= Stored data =
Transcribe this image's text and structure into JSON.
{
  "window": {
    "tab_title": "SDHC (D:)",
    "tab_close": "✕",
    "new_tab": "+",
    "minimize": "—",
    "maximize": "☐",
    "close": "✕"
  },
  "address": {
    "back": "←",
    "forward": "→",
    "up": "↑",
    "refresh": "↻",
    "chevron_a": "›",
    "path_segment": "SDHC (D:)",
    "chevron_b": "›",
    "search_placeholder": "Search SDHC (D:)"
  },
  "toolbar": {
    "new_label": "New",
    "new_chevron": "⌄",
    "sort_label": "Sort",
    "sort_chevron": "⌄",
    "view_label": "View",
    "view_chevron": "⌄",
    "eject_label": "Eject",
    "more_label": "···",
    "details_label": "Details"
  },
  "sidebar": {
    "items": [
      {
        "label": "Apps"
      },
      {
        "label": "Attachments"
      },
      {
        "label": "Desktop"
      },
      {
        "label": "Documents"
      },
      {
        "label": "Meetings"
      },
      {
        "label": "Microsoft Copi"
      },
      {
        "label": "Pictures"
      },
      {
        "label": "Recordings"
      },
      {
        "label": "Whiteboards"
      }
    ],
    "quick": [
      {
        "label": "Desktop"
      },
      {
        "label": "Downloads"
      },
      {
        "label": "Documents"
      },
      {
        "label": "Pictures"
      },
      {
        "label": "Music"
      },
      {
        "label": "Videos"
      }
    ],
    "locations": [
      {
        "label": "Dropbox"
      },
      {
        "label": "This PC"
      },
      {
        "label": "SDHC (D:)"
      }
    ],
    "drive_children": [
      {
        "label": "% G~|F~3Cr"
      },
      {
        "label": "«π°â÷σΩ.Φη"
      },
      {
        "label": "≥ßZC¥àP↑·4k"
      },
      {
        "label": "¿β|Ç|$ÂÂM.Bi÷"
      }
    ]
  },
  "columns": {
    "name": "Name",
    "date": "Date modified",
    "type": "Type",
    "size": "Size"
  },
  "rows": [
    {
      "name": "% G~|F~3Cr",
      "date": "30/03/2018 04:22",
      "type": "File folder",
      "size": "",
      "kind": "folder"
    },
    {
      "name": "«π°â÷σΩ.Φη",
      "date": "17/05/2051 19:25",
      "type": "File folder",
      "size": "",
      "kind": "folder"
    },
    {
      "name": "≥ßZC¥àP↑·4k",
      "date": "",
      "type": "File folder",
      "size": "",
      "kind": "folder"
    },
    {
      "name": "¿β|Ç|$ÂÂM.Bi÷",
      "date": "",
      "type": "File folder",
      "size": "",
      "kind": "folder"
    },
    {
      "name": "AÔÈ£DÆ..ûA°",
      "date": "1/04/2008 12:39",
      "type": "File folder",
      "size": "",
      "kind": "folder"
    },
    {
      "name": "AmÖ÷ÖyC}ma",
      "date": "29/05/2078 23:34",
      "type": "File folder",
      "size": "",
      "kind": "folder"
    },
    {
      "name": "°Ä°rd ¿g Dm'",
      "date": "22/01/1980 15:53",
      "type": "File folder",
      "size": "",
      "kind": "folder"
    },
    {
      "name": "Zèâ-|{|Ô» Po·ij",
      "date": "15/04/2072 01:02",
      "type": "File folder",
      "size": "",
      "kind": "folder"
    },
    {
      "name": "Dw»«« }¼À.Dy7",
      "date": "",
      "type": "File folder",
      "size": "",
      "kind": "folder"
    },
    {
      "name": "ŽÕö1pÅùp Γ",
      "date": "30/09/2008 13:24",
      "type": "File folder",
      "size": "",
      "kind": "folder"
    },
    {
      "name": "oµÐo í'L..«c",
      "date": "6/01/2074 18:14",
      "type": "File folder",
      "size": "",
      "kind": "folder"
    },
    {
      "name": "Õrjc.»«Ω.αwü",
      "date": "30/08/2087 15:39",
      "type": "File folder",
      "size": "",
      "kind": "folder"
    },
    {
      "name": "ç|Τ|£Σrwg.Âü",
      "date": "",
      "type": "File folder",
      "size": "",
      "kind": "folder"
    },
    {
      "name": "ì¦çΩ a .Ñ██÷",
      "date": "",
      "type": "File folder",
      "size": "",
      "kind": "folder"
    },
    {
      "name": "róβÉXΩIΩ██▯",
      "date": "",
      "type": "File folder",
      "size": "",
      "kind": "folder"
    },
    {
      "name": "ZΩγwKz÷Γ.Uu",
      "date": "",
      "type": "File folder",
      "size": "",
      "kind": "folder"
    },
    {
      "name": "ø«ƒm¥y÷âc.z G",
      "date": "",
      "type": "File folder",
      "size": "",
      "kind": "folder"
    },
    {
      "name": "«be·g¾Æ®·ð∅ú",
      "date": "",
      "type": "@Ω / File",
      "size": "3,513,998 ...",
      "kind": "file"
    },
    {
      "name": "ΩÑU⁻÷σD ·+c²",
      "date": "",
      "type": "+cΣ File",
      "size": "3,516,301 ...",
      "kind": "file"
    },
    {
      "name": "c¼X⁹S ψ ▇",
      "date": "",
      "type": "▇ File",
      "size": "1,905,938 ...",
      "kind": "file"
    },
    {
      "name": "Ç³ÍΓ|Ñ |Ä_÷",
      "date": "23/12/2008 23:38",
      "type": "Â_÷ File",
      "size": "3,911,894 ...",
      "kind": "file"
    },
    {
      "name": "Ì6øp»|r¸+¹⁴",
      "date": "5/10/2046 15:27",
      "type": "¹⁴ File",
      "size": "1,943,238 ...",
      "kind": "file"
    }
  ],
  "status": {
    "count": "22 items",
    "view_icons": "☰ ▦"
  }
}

= SET TASK =
Each record above should be repeated exactly as it appears.

= OUTPUT =
Transcribe this image's text and structure into JSON.
{
  "window": {
    "tab_title": "SDHC (D:)",
    "tab_close": "✕",
    "new_tab": "+",
    "minimize": "—",
    "maximize": "☐",
    "close": "✕"
  },
  "address": {
    "back": "←",
    "forward": "→",
    "up": "↑",
    "refresh": "↻",
    "chevron_a": "›",
    "path_segment": "SDHC (D:)",
    "chevron_b": "›",
    "search_placeholder": "Search SDHC (D:)"
  },
  "toolbar": {
    "new_label": "New",
    "new_chevron": "⌄",
    "sort_label": "Sort",
    "sort_chevron": "⌄",
    "view_label": "View",
    "view_chevron": "⌄",
    "eject_label": "Eject",
    "more_label": "···",
    "details_label": "Details"
  },
  "sidebar": {
    "items": [
      {
        "label": "Apps"
      },
      {
        "label": "Attachments"
      },
      {
        "label": "Desktop"
      },
      {
        "label": "Documents"
      },
      {
        "label": "Meetings"
      },
      {
        "label": "Microsoft Copi"
      },
      {
        "label": "Pictures"
      },
      {
        "label": "Recordings"
      },
      {
        "label": "Whiteboards"
      }
    ],
    "quick": [
      {
        "label": "Desktop"
      },
      {
        "label": "Downloads"
      },
      {
        "label": "Documents"
      },
      {
        "label": "Pictures"
      },
      {
        "label": "Music"
      },
      {
        "label": "Videos"
      }
    ],
    "locations": [
      {
        "label": "Dropbox"
      },
      {
        "label": "This PC"
      },
      {
        "label": "SDHC (D:)"
      }
    ],
    "drive_children": [
      {
        "label": "% G~|F~3Cr"
      },
      {
        "label": "«π°â÷σΩ.Φη"
      },
      {
        "label": "≥ßZC¥àP↑·4k"
      },
      {
        "label": "¿β|Ç|$ÂÂM.Bi÷"
      }
    ]
  },
  "columns": {
    "name": "Name",
    "date": "Date modified",
    "type": "Type",
    "size": "Size"
  },
  "rows": [
    {
      "name": "% G~|F~3Cr",
      "date": "30/03/2018 04:22",
      "type": "File folder",
      "size": "",
      "kind": "folder"
    },
    {
      "name": "«π°â÷σΩ.Φη",
      "date": "17/05/2051 19:25",
      "type": "File folder",
      "size": "",
      "kind": "folder"
    },
    {
      "name": "≥ßZC¥àP↑·4k",
      "date": "",
      "type": "File folder",
      "size": "",
      "kind": "folder"
    },
    {
      "name": "¿β|Ç|$ÂÂM.Bi÷",
      "date": "",
      "type": "File folder",
      "size": "",
      "kind": "folder"
    },
    {
      "name": "AÔÈ£DÆ..ûA°",
      "date": "1/04/2008 12:39",
      "type": "File folder",
      "size": "",
      "kind": "folder"
    },
    {
      "name": "AmÖ÷ÖyC}ma",
      "date": "29/05/2078 23:34",
      "type": "File folder",
      "size": "",
      "kind": "folder"
    },
    {
      "name": "°Ä°rd ¿g Dm'",
      "date": "22/01/1980 15:53",
      "type": "File folder",
      "size": "",
      "kind": "folder"
    },
    {
      "name": "Zèâ-|{|Ô» Po·ij",
      "date": "15/04/2072 01:02",
      "type": "File folder",
      "size": "",
      "kind": "folder"
    },
    {
      "name": "Dw»«« }¼À.Dy7",
      "date": "",
      "type": "File folder",
      "size": "",
      "kind": "folder"
    },
    {
      "name": "ŽÕö1pÅùp Γ",
      "date": "30/09/2008 13:24",
      "type": "File folder",
      "size": "",
      "kind": "folder"
    },
    {
      "name": "oµÐo í'L..«c",
      "date": "6/01/2074 18:14",
      "type": "File folder",
      "size": "",
      "kind": "folder"
    },
    {
      "name": "Õrjc.»«Ω.αwü",
      "date": "30/08/2087 15:39",
      "type": "File folder",
      "size": "",
      "kind": "folder"
    },
    {
      "name": "ç|Τ|£Σrwg.Âü",
      "date": "",
      "type": "File folder",
      "size": "",
      "kind": "folder"
    },
    {
      "name": "ì¦çΩ a .Ñ██÷",
      "date": "",
      "type": "File folder",
      "size": "",
      "kind": "folder"
    },
    {
      "name": "róβÉXΩIΩ██▯",
      "date": "",
      "type": "File folder",
      "size": "",
      "kind": "folder"
    },
    {
      "name": "ZΩγwKz÷Γ.Uu",
      "date": "",
      "type": "File folder",
      "size": "",
      "kind": "folder"
    },
    {
      "name": "ø«ƒm¥y÷âc.z G",
      "date": "",
      "type": "File folder",
      "size": "",
      "kind": "folder"
    },
    {
      "name": "«be·g¾Æ®·ð∅ú",
      "date": "",
      "type": "@Ω / File",
      "size": "3,513,998 ...",
      "kind": "file"
    },
    {
      "name": "ΩÑU⁻÷σD ·+c²",
      "date": "",
      "type": "+cΣ File",
      "size": "3,516,301 ...",
      "kind": "file"
    },
    {
      "name": "c¼X⁹S ψ ▇",
      "date": "",
      "type": "▇ File",
      "size": "1,905,938 ...",
      "kind": "file"
    },
    {
      "name": "Ç³ÍΓ|Ñ |Ä_÷",
      "date": "23/12/2008 23:38",
      "type": "Â_÷ File",
      "size": "3,911,894 ...",
      "kind": "file"
    },
    {
      "name": "Ì6øp»|r¸+¹⁴",
      "date": "5/10/2046 15:27",
      "type": "¹⁴ File",
      "size": "1,943,238 ...",
      "kind": "file"
    }
  ],
  "status": {
    "count": "22 items",
    "view_icons": "☰ ▦"
  }
}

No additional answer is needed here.